- **WHAT YOU NEED TO DO**:
Rewrite the rows below, substituting "Open Shopping Carts" for every occurrence of "Active Shopping Carts" and leaving everything else unchanged. Leave the pictures out of your answer.

-- Start DATA FOR THIS EXERCISE --

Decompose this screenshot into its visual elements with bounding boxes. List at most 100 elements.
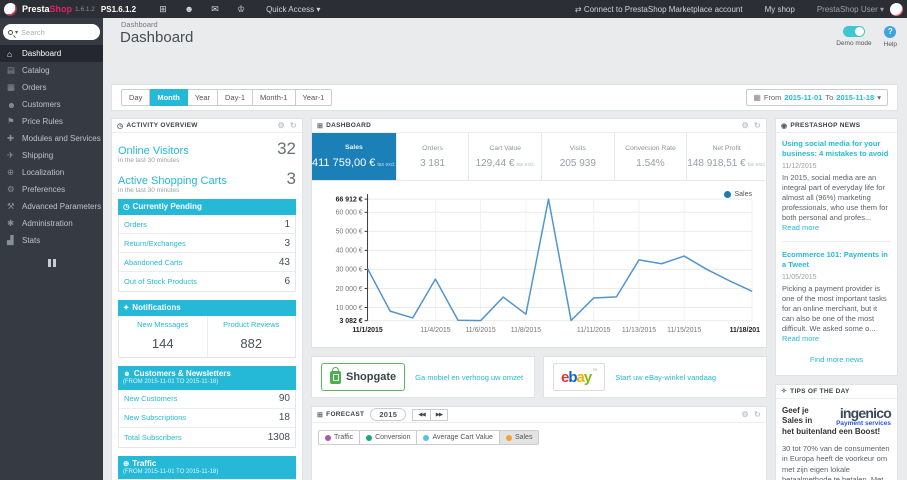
refresh-icon[interactable]: ↻ (754, 410, 761, 419)
product-reviews-cell[interactable]: Product Reviews 882 (208, 316, 296, 357)
messages-icon[interactable]: ✉ (202, 4, 228, 15)
shipping-icon: ✈ (7, 150, 15, 160)
news-article-title[interactable]: Using social media for your business: 4 … (782, 139, 891, 159)
chevron-down-icon: ▾ (877, 93, 881, 102)
kpi-tabs: Sales 411 759,00 € tax excl. Orders 3 181 C… (312, 133, 766, 181)
search-scope-caret-icon[interactable]: ▾ (15, 29, 18, 36)
administration-icon: ✱ (7, 218, 15, 228)
quick-access-menu[interactable]: Quick Access ▾ (266, 5, 320, 14)
help-icon[interactable]: ? (884, 26, 897, 38)
sidebar-item-modules[interactable]: ✚ Modules and Services (0, 130, 103, 147)
preferences-icon: ⚙ (7, 184, 15, 194)
sidebar-collapse-button[interactable] (47, 259, 57, 267)
gear-icon[interactable]: ⚙ (742, 410, 749, 419)
cart-icon[interactable]: ⊞ (150, 4, 176, 15)
demo-mode-toggle[interactable] (842, 26, 865, 37)
marketplace-link[interactable]: ⇄ Connect to PrestaShop Marketplace acco… (575, 5, 743, 14)
conversion-dot-icon (366, 434, 373, 441)
active-carts-link[interactable]: Active Shopping Carts (118, 175, 227, 187)
my-shop-link[interactable]: My shop (765, 5, 795, 14)
gear-icon[interactable]: ⚙ (742, 121, 749, 130)
gear-icon[interactable]: ⚙ (278, 121, 285, 130)
range-button-year[interactable]: Year (187, 89, 218, 106)
legend-dot-icon (724, 191, 732, 198)
forecast-next-button[interactable]: ▶▶ (430, 408, 449, 421)
range-button-day[interactable]: Day (121, 89, 151, 106)
range-button-year-1[interactable]: Year-1 (295, 89, 333, 106)
news-article-date: 11/12/2015 (782, 162, 817, 170)
sidebar: ▾ ⌂Dashboard ▤Catalog ▦Orders ☻Customers… (0, 18, 103, 480)
svg-text:11/4/2015: 11/4/2015 (420, 327, 450, 334)
sidebar-item-customers[interactable]: ☻ Customers (0, 96, 103, 113)
total-subscribers-row[interactable]: Total Subscribers 1308 (119, 428, 295, 447)
kpi-tab-sales[interactable]: Sales 411 759,00 € tax excl. (312, 133, 397, 180)
pending-row-returns[interactable]: Return/Exchanges 3 (119, 234, 295, 253)
sidebar-search[interactable]: ▾ (3, 24, 100, 40)
forecast-prev-button[interactable]: ◀◀ (412, 408, 431, 421)
pending-row-orders[interactable]: Orders 1 (119, 215, 295, 234)
range-button-month-1[interactable]: Month-1 (253, 89, 296, 106)
search-input[interactable] (21, 27, 95, 37)
traffic-header: ⊕ Traffic (FROM 2015-11-01 TO 2015-11-18) (118, 455, 296, 479)
dashboard-panel: ⊞ DASHBOARD ⚙ ↻ Sales 411 759,00 € tax excl… (311, 118, 767, 348)
currently-pending-header: ◷ Currently Pending (118, 199, 296, 215)
forecast-toggle-traffic[interactable]: Traffic (318, 430, 361, 445)
kpi-tab-net-profit[interactable]: Net Profit 148 918,51 € tax excl. (687, 133, 766, 180)
new-customers-row[interactable]: New Customers 90 (119, 390, 295, 409)
sidebar-item-preferences[interactable]: ⚙ Preferences (0, 181, 103, 198)
ebay-link[interactable]: Start uw eBay-winkel vandaag (615, 373, 716, 382)
svg-text:11/1/2015: 11/1/2015 (352, 327, 383, 334)
kpi-tab-cart-value[interactable]: Cart Value 129,44 € tax excl. (469, 133, 543, 180)
shopgate-link[interactable]: Ga mobiel en verhoog uw omzet (415, 373, 523, 382)
sidebar-item-catalog[interactable]: ▤ Catalog (0, 62, 103, 79)
find-more-news-link[interactable]: Find more news (782, 355, 891, 364)
clock-icon: ◷ (123, 202, 130, 211)
kpi-tab-visits[interactable]: Visits 205 939 (542, 133, 615, 180)
sidebar-item-orders[interactable]: ▦ Orders (0, 79, 103, 96)
lightbulb-icon: ✧ (781, 388, 788, 395)
refresh-icon[interactable]: ↻ (290, 121, 297, 130)
sidebar-item-advanced-parameters[interactable]: ⚒ Advanced Parameters (0, 198, 103, 215)
refresh-icon[interactable]: ↻ (754, 121, 761, 130)
customers-quick-icon[interactable]: ☻ (176, 4, 202, 14)
range-button-month[interactable]: Month (150, 89, 188, 106)
sidebar-item-price-rules[interactable]: ⚑ Price Rules (0, 113, 103, 130)
kpi-tab-orders[interactable]: Orders 3 181 (396, 133, 470, 180)
forecast-toggle-average-cart-value[interactable]: Average Cart Value (417, 430, 500, 445)
user-avatar[interactable] (890, 2, 903, 16)
range-button-day-1[interactable]: Day-1 (218, 89, 254, 106)
active-carts-value: 3 (286, 169, 296, 188)
pending-row-abandoned-carts[interactable]: Abandoned Carts 43 (119, 253, 295, 272)
forecast-toggle-conversion[interactable]: Conversion (360, 430, 418, 445)
kpi-tab-conversion-rate[interactable]: Conversion Rate 1.54% (614, 133, 688, 180)
pending-row-out-of-stock[interactable]: Out of Stock Products 6 (119, 272, 295, 291)
new-subscriptions-row[interactable]: New Subscriptions 18 (119, 409, 295, 428)
breadcrumb[interactable]: Dashboard (121, 20, 158, 29)
user-menu[interactable]: PrestaShop User ▾ (817, 5, 884, 14)
chevron-down-icon: ▾ (879, 4, 884, 14)
forecast-panel: ⊞ FORECAST 2015 ◀◀ ▶▶ ⚙ ↻ Traffic Convers… (311, 406, 767, 480)
news-article: Ecommerce 101: Payments in a Tweet 11/05… (782, 250, 891, 344)
news-article-title[interactable]: Ecommerce 101: Payments in a Tweet (782, 250, 891, 270)
read-more-link[interactable]: Read more (782, 334, 819, 343)
brand-name: PrestaShop (22, 4, 73, 14)
sidebar-item-administration[interactable]: ✱ Administration (0, 215, 103, 232)
date-range-picker[interactable]: ▦ From 2015-11-01 To 2015-11-18 ▾ (746, 89, 888, 106)
sales-line-chart: 66 912 € 60 000 € 50 000 € 40 000 € 30 000 €… (336, 194, 760, 334)
online-visitors-link[interactable]: Online Visitors (118, 145, 189, 157)
rss-icon: ◉ (781, 122, 788, 130)
sidebar-item-dashboard[interactable]: ⌂ Dashboard (0, 45, 103, 62)
dashboard-panel-title: DASHBOARD (326, 122, 372, 129)
forecast-toggle-sales[interactable]: Sales (499, 430, 540, 445)
chart-legend-sales[interactable]: Sales (724, 191, 752, 198)
read-more-link[interactable]: Read more (782, 223, 819, 232)
sidebar-item-stats[interactable]: ▟ Stats (0, 232, 103, 249)
sidebar-item-localization[interactable]: ⊕ Localization (0, 164, 103, 181)
demo-mode-control: Demo mode (836, 26, 872, 48)
help-label: Help (883, 41, 897, 48)
tips-of-the-day-panel: ✧ TIPS OF THE DAY ingenico Payment servi… (775, 383, 898, 480)
new-messages-cell[interactable]: New Messages 144 (119, 316, 208, 357)
active-carts-metric: Active Shopping Carts 3 (118, 169, 296, 189)
sidebar-item-shipping[interactable]: ✈ Shipping (0, 147, 103, 164)
trophy-icon[interactable]: ♔ (228, 4, 254, 15)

-- End DATA FOR THIS EXERCISE --

- **SOLVED EXERCISE**:
Decompose this screenshot into its visual elements with bounding boxes. List at most 100 elements.
refresh-icon[interactable]: ↻ (754, 410, 761, 419)
product-reviews-cell[interactable]: Product Reviews 882 (208, 316, 296, 357)
messages-icon[interactable]: ✉ (202, 4, 228, 15)
shipping-icon: ✈ (7, 150, 15, 160)
news-article-title[interactable]: Using social media for your business: 4 … (782, 139, 891, 159)
chevron-down-icon: ▾ (877, 93, 881, 102)
kpi-tabs: Sales 411 759,00 € tax excl. Orders 3 181 C… (312, 133, 766, 181)
search-scope-caret-icon[interactable]: ▾ (15, 29, 18, 36)
administration-icon: ✱ (7, 218, 15, 228)
quick-access-menu[interactable]: Quick Access ▾ (266, 5, 320, 14)
help-icon[interactable]: ? (884, 26, 897, 38)
sidebar-item-modules[interactable]: ✚ Modules and Services (0, 130, 103, 147)
preferences-icon: ⚙ (7, 184, 15, 194)
sidebar-collapse-button[interactable] (47, 259, 57, 267)
gear-icon[interactable]: ⚙ (742, 410, 749, 419)
cart-icon[interactable]: ⊞ (150, 4, 176, 15)
demo-mode-toggle[interactable] (842, 26, 865, 37)
marketplace-link[interactable]: ⇄ Connect to PrestaShop Marketplace acco… (575, 5, 743, 14)
conversion-dot-icon (366, 434, 373, 441)
active-carts-link[interactable]: Open Shopping Carts (118, 175, 227, 187)
my-shop-link[interactable]: My shop (765, 5, 795, 14)
gear-icon[interactable]: ⚙ (742, 121, 749, 130)
gear-icon[interactable]: ⚙ (278, 121, 285, 130)
range-button-year[interactable]: Year (187, 89, 218, 106)
legend-dot-icon (724, 191, 732, 198)
forecast-next-button[interactable]: ▶▶ (430, 408, 449, 421)
range-button-day[interactable]: Day (121, 89, 151, 106)
range-button-year-1[interactable]: Year-1 (295, 89, 333, 106)
news-article-date: 11/12/2015 (782, 162, 817, 170)
sidebar: ▾ ⌂Dashboard ▤Catalog ▦Orders ☻Customers… (0, 18, 103, 480)
svg-text:11/4/2015: 11/4/2015 (420, 327, 450, 334)
sidebar-item-customers[interactable]: ☻ Customers (0, 96, 103, 113)
total-subscribers-row[interactable]: Total Subscribers 1308 (119, 428, 295, 447)
kpi-tab-sales[interactable]: Sales 411 759,00 € tax excl. (312, 133, 397, 180)
pending-row-returns[interactable]: Return/Exchanges 3 (119, 234, 295, 253)
sidebar-search[interactable]: ▾ (3, 24, 100, 40)
forecast-prev-button[interactable]: ◀◀ (412, 408, 431, 421)
pending-row-orders[interactable]: Orders 1 (119, 215, 295, 234)
range-button-month-1[interactable]: Month-1 (253, 89, 296, 106)
search-input[interactable] (21, 27, 95, 37)
traffic-header: ⊕ Traffic (FROM 2015-11-01 TO 2015-11-18) (118, 455, 296, 479)
dashboard-panel: ⊞ DASHBOARD ⚙ ↻ Sales 411 759,00 € tax excl… (311, 118, 767, 348)
currently-pending-header: ◷ Currently Pending (118, 199, 296, 215)
forecast-toggle-traffic[interactable]: Traffic (318, 430, 361, 445)
kpi-tab-net-profit[interactable]: Net Profit 148 918,51 € tax excl. (687, 133, 766, 180)
new-customers-row[interactable]: New Customers 90 (119, 390, 295, 409)
sidebar-item-preferences[interactable]: ⚙ Preferences (0, 181, 103, 198)
ebay-link[interactable]: Start uw eBay-winkel vandaag (615, 373, 716, 382)
svg-text:11/1/2015: 11/1/2015 (352, 327, 383, 334)
kpi-tab-cart-value[interactable]: Cart Value 129,44 € tax excl. (469, 133, 543, 180)
shopgate-link[interactable]: Ga mobiel en verhoog uw omzet (415, 373, 523, 382)
sidebar-item-catalog[interactable]: ▤ Catalog (0, 62, 103, 79)
find-more-news-link[interactable]: Find more news (782, 355, 891, 364)
clock-icon: ◷ (123, 202, 130, 211)
kpi-tab-visits[interactable]: Visits 205 939 (542, 133, 615, 180)
sidebar-item-orders[interactable]: ▦ Orders (0, 79, 103, 96)
lightbulb-icon: ✧ (781, 388, 788, 395)
refresh-icon[interactable]: ↻ (290, 121, 297, 130)
sidebar-item-advanced-parameters[interactable]: ⚒ Advanced Parameters (0, 198, 103, 215)
refresh-icon[interactable]: ↻ (754, 121, 761, 130)
customers-quick-icon[interactable]: ☻ (176, 4, 202, 14)
range-button-month[interactable]: Month (150, 89, 188, 106)
sidebar-item-price-rules[interactable]: ⚑ Price Rules (0, 113, 103, 130)
kpi-tab-orders[interactable]: Orders 3 181 (396, 133, 470, 180)
forecast-toggle-average-cart-value[interactable]: Average Cart Value (417, 430, 500, 445)
user-avatar[interactable] (890, 2, 903, 16)
range-button-day-1[interactable]: Day-1 (218, 89, 254, 106)
active-carts-value: 3 (286, 169, 296, 188)
pending-row-abandoned-carts[interactable]: Abandoned Carts 43 (119, 253, 295, 272)
forecast-toggle-conversion[interactable]: Conversion (360, 430, 418, 445)
kpi-tab-conversion-rate[interactable]: Conversion Rate 1.54% (614, 133, 688, 180)
pending-row-out-of-stock[interactable]: Out of Stock Products 6 (119, 272, 295, 291)
new-subscriptions-row[interactable]: New Subscriptions 18 (119, 409, 295, 428)
breadcrumb[interactable]: Dashboard (121, 20, 158, 29)
user-menu[interactable]: PrestaShop User ▾ (817, 5, 884, 14)
chevron-down-icon: ▾ (879, 4, 884, 14)
forecast-panel: ⊞ FORECAST 2015 ◀◀ ▶▶ ⚙ ↻ Traffic Convers… (311, 406, 767, 480)
news-article: Ecommerce 101: Payments in a Tweet 11/05… (782, 250, 891, 344)
news-article-title[interactable]: Ecommerce 101: Payments in a Tweet (782, 250, 891, 270)
read-more-link[interactable]: Read more (782, 334, 819, 343)
brand-name: PrestaShop (22, 4, 73, 14)
sidebar-item-administration[interactable]: ✱ Administration (0, 215, 103, 232)
date-range-picker[interactable]: ▦ From 2015-11-01 To 2015-11-18 ▾ (746, 89, 888, 106)
sales-line-chart: 66 912 € 60 000 € 50 000 € 40 000 € 30 000 €… (336, 194, 760, 334)
online-visitors-link[interactable]: Online Visitors (118, 145, 189, 157)
rss-icon: ◉ (781, 122, 788, 130)
sidebar-item-dashboard[interactable]: ⌂ Dashboard (0, 45, 103, 62)
dashboard-panel-title: DASHBOARD (326, 122, 372, 129)
forecast-toggle-sales[interactable]: Sales (499, 430, 540, 445)
chart-legend-sales[interactable]: Sales (724, 191, 752, 198)
read-more-link[interactable]: Read more (782, 223, 819, 232)
sidebar-item-stats[interactable]: ▟ Stats (0, 232, 103, 249)
sidebar-item-localization[interactable]: ⊕ Localization (0, 164, 103, 181)
demo-mode-control: Demo mode (836, 26, 872, 48)
help-label: Help (883, 41, 897, 48)
tips-of-the-day-panel: ✧ TIPS OF THE DAY ingenico Payment servi… (775, 383, 898, 480)
new-messages-cell[interactable]: New Messages 144 (119, 316, 208, 357)
active-carts-metric: Open Shopping Carts 3 (118, 169, 296, 189)
sidebar-item-shipping[interactable]: ✈ Shipping (0, 147, 103, 164)
trophy-icon[interactable]: ♔ (228, 4, 254, 15)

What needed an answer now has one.